## [Extract]
________________

As a day job, Ken practices law in D.C. specializing in all things agriculture. Before that, he served as legal counsel to two committees of the United States Senate: Governmental Affairs (1975-1981) under then-Senator Charles H. Percy (R-Ill.), and Agriculture, Nutrition, and Forestry (1988-1993) under its then-Chairmen Senator Patrick Leahy (D-Vt.).
During the administration of President Bill Clinton, he headed the U.S. Agriculture Department’s Federal Crop Insurance Corporation (1993-2001). Earlier, he held various legal positions at the U.S. Commodity Futures Trading Commission.
Ken has testified before dozens of Congressional hearings, investigated issues ranging from the 1979-80 silver corner to the 1987 stock crash, and developed legislation on topics from budget reconciliation to farm policy to electronic eavesdropping to civil service reform to financial market oversight. He has appeared often before Congress, the media, farmers in over twenty states, and government officials in London, Warsaw, Vienna, Tel Aviv, and Ramallah, PNA.
Norm: Good day Ken and thanks for participating in our interview.
Why did you choose to write Trotsky in New York, 1917: A Radical on the Eve of Revolution? What were your intentions in this book, and do you feel you achieved them? Whom do you believe will benefit from your book and why?
Ken: Thanks for having me, Norm. The Trotsky in New York story first attracted me because it came as a real surprise. Who would have thought that Leon Trotsky, the notorious Bolshevik, would have spent the pivotal ten weeks leading up to the famous 1917 Revolution not in Russia but across the ocean in New York City.

________________

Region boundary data
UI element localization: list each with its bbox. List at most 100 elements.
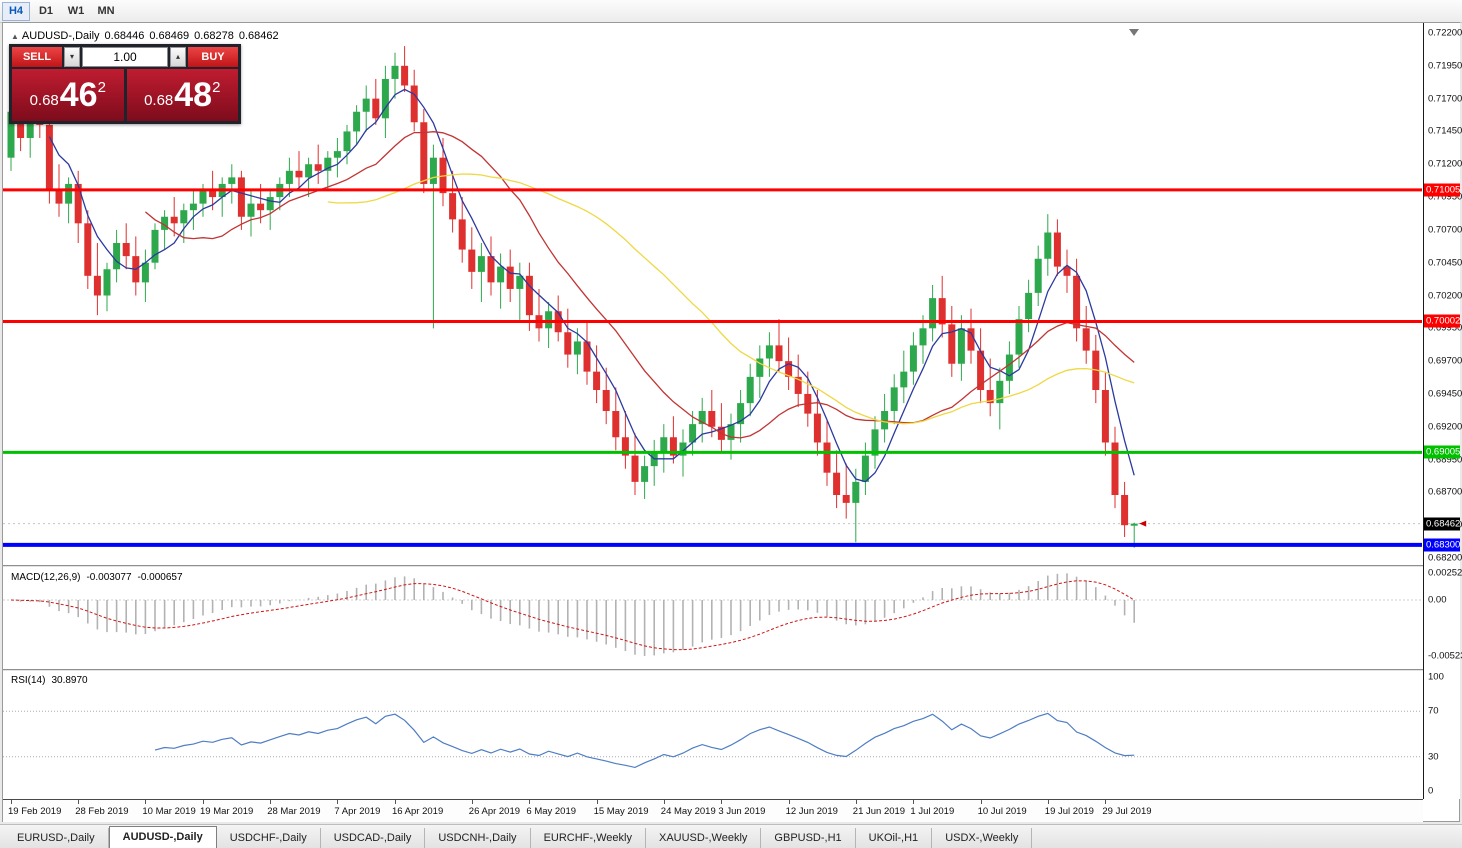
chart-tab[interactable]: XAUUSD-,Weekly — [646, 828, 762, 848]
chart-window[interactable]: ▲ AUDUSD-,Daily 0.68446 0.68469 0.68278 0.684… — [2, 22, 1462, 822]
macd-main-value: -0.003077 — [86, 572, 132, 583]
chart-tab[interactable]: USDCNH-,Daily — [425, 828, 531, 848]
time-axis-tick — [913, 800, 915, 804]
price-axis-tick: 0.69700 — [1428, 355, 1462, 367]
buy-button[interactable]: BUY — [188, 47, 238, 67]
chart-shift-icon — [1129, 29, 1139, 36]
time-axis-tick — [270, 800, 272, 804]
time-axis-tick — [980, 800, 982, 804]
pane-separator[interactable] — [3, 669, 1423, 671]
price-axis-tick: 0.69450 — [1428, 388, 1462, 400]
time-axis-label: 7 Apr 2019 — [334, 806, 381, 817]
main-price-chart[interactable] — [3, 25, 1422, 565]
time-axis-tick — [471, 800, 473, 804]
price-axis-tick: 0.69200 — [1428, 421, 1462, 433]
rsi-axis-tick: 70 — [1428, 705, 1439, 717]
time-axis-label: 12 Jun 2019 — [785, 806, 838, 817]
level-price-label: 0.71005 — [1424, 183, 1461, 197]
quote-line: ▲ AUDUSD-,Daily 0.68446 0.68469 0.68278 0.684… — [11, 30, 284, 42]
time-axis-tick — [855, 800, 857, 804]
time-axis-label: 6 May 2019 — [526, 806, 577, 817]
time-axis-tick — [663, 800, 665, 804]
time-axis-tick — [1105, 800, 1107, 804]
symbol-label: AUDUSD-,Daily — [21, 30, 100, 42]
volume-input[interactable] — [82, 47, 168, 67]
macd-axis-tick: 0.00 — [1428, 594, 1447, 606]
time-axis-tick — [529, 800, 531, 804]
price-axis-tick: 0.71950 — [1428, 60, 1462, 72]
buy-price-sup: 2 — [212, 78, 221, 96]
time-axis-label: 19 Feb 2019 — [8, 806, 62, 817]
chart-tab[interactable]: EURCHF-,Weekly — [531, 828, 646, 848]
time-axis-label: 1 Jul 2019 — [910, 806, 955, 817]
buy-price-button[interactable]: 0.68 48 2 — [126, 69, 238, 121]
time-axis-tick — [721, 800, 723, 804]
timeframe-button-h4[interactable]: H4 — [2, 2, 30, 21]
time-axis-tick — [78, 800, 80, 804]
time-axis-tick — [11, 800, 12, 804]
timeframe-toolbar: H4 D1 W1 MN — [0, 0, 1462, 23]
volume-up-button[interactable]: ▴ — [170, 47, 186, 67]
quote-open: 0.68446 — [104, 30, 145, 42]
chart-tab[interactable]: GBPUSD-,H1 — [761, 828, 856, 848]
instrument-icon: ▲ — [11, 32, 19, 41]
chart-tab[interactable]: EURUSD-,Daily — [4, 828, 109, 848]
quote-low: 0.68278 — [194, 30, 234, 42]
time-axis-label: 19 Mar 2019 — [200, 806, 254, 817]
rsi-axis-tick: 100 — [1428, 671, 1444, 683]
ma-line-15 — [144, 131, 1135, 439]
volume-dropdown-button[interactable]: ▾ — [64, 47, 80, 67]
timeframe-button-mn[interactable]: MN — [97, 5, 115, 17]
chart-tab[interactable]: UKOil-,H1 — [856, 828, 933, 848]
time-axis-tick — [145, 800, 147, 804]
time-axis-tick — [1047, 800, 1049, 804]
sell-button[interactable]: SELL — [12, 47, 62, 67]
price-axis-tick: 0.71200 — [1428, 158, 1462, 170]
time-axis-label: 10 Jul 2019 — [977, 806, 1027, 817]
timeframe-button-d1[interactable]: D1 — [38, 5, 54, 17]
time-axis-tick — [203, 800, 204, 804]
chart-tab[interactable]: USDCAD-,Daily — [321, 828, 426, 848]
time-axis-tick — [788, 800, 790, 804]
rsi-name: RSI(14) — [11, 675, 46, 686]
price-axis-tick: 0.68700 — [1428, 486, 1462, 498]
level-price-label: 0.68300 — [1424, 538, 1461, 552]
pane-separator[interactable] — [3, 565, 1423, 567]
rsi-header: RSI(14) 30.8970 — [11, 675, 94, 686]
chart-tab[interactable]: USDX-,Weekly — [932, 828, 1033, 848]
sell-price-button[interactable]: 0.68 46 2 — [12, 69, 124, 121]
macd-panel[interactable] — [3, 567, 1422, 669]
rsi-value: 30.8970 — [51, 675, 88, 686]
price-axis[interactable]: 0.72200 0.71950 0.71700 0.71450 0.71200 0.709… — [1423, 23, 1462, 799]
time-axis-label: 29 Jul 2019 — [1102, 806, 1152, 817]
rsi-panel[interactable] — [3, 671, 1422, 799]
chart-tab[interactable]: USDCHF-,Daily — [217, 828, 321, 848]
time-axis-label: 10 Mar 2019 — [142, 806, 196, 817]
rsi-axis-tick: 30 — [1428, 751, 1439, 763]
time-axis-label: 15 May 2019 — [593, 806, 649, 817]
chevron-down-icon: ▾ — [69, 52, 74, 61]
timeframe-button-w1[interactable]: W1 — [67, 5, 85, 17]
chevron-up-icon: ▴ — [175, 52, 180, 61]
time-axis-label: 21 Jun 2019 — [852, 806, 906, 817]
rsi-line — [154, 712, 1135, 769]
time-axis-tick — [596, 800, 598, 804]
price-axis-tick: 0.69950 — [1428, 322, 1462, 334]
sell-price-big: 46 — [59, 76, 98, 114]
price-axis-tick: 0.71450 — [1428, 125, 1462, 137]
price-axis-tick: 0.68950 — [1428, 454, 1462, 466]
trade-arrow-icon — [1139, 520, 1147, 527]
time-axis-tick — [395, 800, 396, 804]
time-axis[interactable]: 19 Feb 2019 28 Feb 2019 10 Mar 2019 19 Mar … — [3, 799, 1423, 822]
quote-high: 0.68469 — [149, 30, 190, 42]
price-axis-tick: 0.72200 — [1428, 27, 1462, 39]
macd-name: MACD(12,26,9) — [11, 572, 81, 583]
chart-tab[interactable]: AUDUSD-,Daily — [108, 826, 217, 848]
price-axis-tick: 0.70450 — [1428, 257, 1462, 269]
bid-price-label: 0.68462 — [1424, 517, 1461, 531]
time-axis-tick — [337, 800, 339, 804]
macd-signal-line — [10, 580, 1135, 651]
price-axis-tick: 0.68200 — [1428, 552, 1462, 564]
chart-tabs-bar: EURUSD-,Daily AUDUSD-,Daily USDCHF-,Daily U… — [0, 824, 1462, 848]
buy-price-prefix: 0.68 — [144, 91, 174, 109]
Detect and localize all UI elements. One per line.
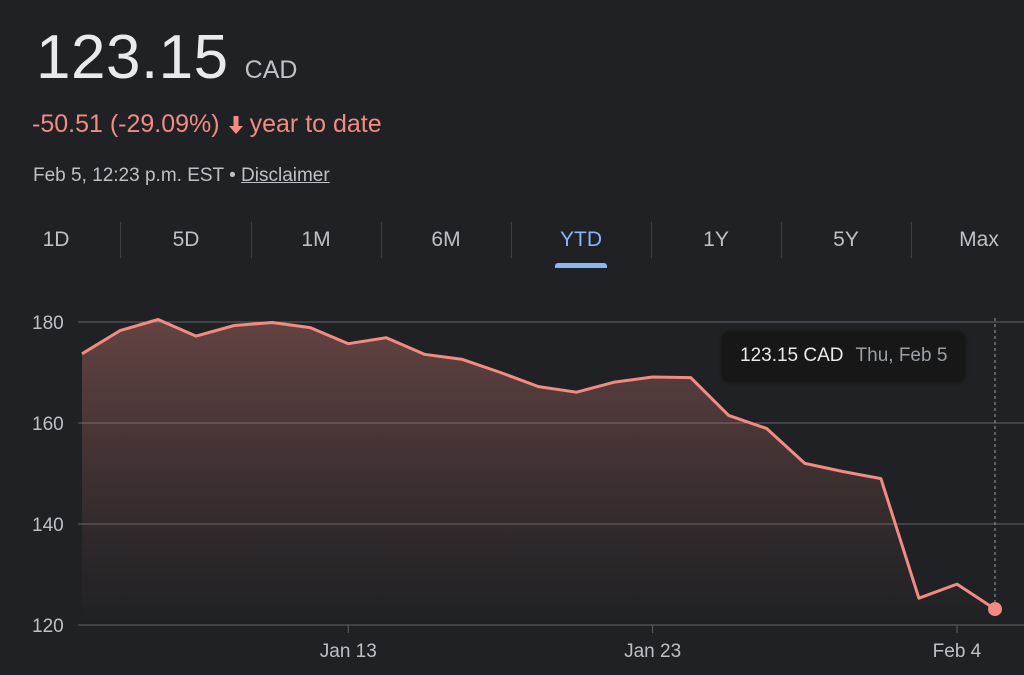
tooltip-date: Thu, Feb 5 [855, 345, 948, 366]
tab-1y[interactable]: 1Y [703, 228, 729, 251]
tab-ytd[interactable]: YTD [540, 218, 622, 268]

________________

## [What you are asked to do]
Rewrite the interview text between "As a day job, Ken" and "Futures Trading Commission.", inclusive, swapping "legal" for "advisory".

## [Solved exercise]
As a day job, Ken practices law in D.C. specializing in all things agriculture. Before that, he served as advisory counsel to two committees of the United States Senate: Governmental Affairs (1975-1981) under then-Senator Charles H. Percy (R-Ill.), and Agriculture, Nutrition, and Forestry (1988-1993) under its then-Chairmen Senator Patrick Leahy (D-Vt.).
During the administration of President Bill Clinton, he headed the U.S. Agriculture Department’s Federal Crop Insurance Corporation (1993-2001). Earlier, he held various advisory positions at the U.S. Commodity Futures Trading Commission.